§ **DATA FOR PROCESSING**:
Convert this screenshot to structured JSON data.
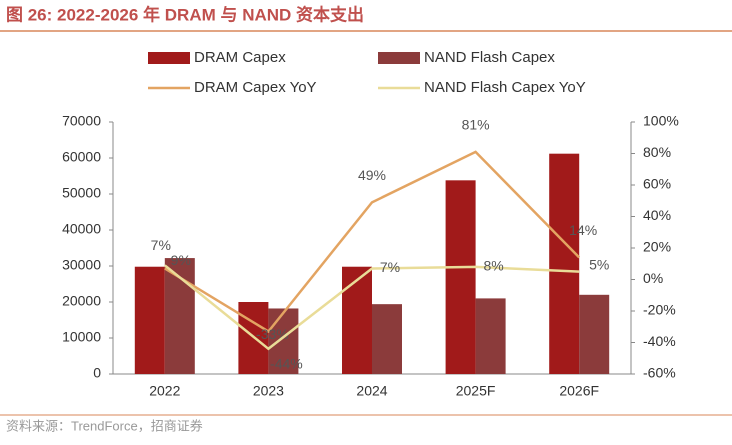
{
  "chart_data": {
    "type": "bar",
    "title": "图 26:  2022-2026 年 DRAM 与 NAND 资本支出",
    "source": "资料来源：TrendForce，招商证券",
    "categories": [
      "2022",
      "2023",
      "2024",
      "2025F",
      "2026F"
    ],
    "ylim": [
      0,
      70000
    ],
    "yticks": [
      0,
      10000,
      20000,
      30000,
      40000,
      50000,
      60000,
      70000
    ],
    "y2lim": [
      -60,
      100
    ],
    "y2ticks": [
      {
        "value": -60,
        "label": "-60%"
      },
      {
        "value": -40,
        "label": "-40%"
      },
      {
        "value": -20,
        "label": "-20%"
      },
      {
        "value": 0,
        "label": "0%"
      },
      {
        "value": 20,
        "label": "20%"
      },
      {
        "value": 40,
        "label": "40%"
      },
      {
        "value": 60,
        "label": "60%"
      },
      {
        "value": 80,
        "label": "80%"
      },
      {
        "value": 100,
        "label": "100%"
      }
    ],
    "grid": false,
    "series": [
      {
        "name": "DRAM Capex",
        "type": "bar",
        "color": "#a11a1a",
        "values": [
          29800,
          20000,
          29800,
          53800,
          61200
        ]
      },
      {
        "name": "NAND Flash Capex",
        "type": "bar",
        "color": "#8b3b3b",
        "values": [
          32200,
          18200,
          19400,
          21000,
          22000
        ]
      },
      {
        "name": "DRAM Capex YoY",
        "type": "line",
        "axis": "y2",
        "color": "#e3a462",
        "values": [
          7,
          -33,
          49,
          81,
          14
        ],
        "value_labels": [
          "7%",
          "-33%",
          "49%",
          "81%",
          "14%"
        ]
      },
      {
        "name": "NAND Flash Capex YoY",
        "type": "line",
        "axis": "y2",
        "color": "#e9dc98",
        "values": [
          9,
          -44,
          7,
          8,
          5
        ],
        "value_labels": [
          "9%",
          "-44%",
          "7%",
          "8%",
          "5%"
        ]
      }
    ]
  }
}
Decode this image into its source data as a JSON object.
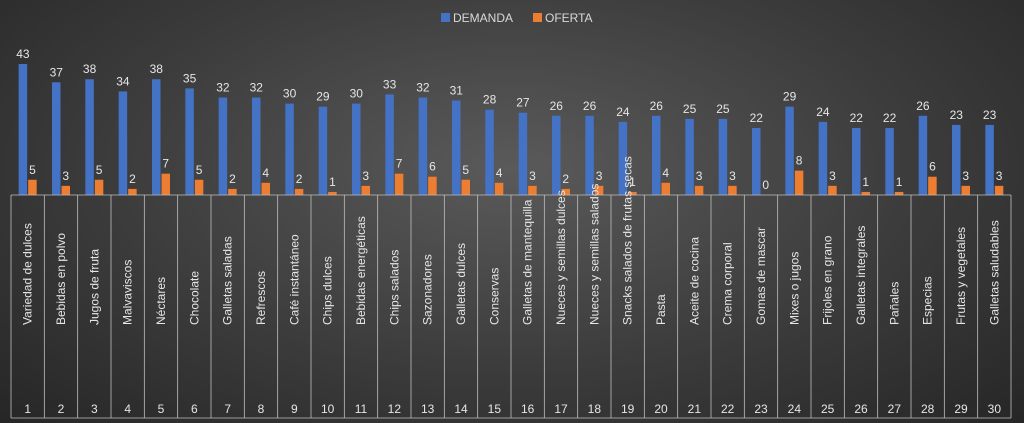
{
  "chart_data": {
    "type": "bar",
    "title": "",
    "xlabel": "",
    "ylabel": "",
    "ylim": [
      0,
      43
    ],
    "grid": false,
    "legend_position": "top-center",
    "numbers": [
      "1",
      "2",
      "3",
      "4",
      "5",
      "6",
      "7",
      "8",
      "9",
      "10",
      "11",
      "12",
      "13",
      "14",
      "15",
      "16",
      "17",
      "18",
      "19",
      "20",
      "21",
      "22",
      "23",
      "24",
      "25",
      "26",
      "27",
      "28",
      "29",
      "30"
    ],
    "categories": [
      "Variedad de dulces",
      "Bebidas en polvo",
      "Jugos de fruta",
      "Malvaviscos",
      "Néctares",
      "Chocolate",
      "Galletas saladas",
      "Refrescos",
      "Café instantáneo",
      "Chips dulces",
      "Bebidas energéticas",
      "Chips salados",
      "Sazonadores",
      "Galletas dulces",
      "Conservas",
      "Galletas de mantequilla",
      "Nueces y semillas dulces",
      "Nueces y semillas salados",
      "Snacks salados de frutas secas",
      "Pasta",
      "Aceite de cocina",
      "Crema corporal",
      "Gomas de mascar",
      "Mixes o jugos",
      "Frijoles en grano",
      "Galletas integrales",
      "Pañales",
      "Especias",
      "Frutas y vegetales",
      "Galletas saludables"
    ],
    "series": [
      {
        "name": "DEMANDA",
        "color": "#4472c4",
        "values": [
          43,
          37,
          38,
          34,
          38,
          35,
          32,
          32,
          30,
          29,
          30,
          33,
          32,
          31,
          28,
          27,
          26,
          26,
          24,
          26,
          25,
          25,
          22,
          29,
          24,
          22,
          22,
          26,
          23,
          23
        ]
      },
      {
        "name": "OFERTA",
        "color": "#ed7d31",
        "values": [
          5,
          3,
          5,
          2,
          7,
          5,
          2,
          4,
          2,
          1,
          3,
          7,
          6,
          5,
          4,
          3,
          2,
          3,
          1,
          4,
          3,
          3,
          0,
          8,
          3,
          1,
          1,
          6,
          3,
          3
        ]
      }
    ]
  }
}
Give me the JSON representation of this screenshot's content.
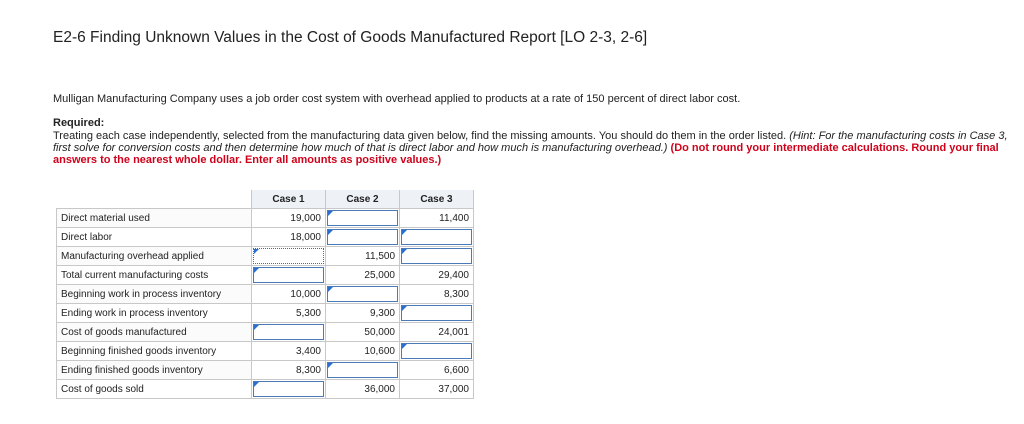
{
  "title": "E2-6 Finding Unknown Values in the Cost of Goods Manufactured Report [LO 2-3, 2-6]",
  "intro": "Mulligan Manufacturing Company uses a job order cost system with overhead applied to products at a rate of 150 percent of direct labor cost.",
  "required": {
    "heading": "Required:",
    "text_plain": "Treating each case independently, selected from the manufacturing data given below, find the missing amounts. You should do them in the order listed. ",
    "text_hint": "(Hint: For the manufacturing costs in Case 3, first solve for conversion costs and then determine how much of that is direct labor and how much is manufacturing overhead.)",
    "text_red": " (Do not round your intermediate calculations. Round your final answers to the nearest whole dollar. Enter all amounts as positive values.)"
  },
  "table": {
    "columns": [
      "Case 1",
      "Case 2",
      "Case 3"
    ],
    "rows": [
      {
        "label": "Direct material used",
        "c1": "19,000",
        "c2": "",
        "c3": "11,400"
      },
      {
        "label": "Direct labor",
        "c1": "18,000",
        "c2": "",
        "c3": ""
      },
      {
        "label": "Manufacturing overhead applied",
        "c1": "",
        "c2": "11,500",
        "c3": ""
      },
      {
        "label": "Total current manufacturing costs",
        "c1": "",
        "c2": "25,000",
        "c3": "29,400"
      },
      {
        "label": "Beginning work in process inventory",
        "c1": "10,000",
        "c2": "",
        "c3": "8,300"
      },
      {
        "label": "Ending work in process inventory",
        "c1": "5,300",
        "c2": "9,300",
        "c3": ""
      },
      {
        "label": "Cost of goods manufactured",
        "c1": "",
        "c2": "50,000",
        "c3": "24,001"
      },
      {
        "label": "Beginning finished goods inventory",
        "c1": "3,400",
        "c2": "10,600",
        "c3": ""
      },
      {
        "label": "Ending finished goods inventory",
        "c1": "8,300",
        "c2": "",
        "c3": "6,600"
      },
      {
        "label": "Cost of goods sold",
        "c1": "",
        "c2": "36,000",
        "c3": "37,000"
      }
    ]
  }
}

--

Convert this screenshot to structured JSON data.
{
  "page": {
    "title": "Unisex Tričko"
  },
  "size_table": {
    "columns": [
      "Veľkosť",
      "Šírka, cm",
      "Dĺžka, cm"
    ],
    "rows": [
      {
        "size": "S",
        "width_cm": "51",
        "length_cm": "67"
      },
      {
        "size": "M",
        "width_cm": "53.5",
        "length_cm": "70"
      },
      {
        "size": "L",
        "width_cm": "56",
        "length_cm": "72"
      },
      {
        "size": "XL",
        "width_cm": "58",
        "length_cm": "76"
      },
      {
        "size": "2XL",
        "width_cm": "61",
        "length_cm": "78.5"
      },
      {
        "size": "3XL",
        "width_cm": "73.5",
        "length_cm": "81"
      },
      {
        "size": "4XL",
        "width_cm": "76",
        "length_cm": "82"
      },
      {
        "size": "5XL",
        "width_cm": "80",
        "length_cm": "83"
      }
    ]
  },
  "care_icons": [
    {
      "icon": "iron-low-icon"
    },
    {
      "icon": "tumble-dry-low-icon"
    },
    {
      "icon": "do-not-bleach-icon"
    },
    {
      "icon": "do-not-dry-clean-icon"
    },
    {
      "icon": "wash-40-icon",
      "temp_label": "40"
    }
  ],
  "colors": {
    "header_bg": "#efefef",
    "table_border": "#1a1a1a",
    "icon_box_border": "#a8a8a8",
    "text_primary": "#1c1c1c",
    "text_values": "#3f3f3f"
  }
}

* * *

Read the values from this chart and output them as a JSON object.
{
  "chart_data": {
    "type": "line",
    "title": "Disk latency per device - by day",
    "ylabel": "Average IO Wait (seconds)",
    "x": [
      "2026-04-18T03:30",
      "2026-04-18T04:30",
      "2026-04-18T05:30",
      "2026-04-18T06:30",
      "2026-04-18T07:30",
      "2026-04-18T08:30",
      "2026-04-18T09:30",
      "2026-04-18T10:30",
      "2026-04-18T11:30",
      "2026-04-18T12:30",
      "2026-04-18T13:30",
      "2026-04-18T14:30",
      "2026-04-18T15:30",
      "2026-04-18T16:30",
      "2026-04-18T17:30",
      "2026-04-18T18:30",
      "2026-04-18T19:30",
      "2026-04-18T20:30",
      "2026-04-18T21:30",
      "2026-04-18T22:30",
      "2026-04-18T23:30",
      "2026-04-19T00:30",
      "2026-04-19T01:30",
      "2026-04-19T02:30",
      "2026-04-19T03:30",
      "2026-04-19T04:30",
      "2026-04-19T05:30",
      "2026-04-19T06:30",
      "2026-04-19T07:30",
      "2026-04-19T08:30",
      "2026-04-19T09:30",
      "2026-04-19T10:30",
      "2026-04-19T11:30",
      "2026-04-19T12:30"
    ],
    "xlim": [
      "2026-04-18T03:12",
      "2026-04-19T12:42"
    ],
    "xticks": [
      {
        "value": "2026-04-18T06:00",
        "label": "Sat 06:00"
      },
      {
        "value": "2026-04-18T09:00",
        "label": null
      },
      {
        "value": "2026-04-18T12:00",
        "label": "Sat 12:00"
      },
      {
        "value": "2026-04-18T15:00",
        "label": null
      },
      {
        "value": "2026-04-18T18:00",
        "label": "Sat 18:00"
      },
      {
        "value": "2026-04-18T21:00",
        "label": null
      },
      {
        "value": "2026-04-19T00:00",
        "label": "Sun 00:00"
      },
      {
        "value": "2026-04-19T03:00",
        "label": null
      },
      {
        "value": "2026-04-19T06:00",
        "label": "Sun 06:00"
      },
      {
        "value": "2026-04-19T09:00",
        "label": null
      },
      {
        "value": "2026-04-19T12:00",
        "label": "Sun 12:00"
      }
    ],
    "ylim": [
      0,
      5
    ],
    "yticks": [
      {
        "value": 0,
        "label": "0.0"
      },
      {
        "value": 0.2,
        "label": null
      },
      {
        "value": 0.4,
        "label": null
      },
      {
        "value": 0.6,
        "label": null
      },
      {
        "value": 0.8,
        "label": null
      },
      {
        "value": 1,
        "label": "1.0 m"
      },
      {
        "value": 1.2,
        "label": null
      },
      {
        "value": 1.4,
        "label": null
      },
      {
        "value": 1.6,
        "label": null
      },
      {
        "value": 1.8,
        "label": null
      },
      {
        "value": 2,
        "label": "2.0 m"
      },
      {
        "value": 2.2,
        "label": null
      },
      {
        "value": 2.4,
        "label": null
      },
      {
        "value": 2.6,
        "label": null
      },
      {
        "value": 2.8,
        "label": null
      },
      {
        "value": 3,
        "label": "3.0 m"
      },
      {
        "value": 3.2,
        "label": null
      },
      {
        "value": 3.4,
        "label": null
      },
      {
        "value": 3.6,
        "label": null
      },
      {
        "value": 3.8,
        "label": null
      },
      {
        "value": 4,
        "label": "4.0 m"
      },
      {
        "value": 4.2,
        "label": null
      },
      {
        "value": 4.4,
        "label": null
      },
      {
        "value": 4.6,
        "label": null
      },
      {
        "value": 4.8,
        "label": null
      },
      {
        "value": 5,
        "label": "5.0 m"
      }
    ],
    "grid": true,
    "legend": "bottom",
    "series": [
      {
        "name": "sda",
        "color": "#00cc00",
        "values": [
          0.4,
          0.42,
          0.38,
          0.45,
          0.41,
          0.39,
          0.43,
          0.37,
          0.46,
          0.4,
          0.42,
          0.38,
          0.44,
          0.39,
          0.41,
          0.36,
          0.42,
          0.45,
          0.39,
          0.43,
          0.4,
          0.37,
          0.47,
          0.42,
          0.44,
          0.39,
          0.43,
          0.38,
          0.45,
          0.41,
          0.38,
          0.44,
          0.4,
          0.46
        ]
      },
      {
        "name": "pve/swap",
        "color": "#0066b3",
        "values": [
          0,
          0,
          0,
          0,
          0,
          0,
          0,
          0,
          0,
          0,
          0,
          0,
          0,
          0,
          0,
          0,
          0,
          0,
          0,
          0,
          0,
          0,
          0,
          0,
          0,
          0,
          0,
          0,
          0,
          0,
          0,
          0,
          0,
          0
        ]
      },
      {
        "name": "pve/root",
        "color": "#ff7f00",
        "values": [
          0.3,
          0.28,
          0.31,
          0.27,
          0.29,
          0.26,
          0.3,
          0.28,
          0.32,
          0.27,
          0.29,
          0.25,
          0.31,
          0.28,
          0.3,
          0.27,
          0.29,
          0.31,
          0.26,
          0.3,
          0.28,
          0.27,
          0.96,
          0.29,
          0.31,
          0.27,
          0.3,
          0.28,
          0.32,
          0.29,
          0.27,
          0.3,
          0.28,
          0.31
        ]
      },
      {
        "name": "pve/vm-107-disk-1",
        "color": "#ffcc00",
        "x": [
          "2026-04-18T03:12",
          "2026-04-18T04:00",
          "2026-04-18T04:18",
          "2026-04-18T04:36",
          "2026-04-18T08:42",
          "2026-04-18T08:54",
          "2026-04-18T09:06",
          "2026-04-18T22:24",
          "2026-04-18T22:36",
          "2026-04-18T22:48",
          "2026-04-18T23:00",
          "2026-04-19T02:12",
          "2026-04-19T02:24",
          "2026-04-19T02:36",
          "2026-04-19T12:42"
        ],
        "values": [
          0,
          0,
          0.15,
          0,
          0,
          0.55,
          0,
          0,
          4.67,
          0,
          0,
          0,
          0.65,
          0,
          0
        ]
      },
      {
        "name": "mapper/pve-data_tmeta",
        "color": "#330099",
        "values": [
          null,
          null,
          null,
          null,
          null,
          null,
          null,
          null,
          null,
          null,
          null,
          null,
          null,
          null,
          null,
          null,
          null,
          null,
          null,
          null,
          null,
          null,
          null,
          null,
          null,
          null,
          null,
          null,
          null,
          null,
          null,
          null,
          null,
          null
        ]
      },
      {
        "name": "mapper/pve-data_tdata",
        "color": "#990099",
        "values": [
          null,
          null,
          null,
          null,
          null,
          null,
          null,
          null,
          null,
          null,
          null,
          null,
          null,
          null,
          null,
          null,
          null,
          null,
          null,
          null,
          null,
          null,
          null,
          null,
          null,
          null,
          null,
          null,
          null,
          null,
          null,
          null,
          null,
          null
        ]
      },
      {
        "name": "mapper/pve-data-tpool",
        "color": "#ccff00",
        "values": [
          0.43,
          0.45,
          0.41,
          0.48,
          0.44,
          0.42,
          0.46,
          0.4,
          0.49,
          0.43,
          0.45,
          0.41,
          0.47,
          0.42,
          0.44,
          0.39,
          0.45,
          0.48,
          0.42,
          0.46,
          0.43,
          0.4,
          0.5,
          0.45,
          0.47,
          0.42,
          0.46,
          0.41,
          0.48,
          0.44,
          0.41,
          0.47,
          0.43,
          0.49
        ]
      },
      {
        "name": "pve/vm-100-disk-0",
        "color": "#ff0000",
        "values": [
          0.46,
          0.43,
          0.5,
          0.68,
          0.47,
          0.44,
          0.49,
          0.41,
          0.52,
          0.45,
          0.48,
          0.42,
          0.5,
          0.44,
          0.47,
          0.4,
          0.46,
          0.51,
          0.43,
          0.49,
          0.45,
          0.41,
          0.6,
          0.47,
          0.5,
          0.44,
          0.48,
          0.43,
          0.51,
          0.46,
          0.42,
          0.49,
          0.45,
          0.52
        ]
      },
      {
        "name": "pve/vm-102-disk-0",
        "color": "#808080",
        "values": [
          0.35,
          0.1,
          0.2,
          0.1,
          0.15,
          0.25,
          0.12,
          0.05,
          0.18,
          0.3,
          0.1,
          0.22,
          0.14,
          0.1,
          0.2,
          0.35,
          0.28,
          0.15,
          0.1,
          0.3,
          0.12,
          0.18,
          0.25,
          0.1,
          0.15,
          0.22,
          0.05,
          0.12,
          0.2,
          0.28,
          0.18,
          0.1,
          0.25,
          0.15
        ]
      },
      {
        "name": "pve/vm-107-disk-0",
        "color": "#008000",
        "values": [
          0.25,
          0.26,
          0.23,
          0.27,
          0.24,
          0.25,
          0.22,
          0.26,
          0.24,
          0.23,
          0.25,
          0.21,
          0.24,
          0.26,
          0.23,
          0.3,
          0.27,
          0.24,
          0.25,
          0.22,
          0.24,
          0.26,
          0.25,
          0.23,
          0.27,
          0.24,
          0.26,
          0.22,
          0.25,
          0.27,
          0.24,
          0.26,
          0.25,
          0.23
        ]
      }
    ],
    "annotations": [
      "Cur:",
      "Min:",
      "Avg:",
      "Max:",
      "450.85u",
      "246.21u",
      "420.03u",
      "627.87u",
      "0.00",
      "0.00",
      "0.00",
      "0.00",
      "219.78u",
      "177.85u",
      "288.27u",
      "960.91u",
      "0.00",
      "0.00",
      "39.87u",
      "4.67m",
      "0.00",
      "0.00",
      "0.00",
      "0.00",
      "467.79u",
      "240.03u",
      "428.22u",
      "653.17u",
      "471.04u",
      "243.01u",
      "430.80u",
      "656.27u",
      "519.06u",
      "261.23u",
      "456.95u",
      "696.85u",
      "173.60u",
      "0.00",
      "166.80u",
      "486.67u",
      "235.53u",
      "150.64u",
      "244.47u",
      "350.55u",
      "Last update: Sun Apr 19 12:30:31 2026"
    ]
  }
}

§ **REQUEST**: From the listing above, copy every line that holds the string "salados".

§ **TASK RESPONSE**:
      "Chips salados",
      "Nueces y semillas salados",
      "Snacks salados de frutas secas",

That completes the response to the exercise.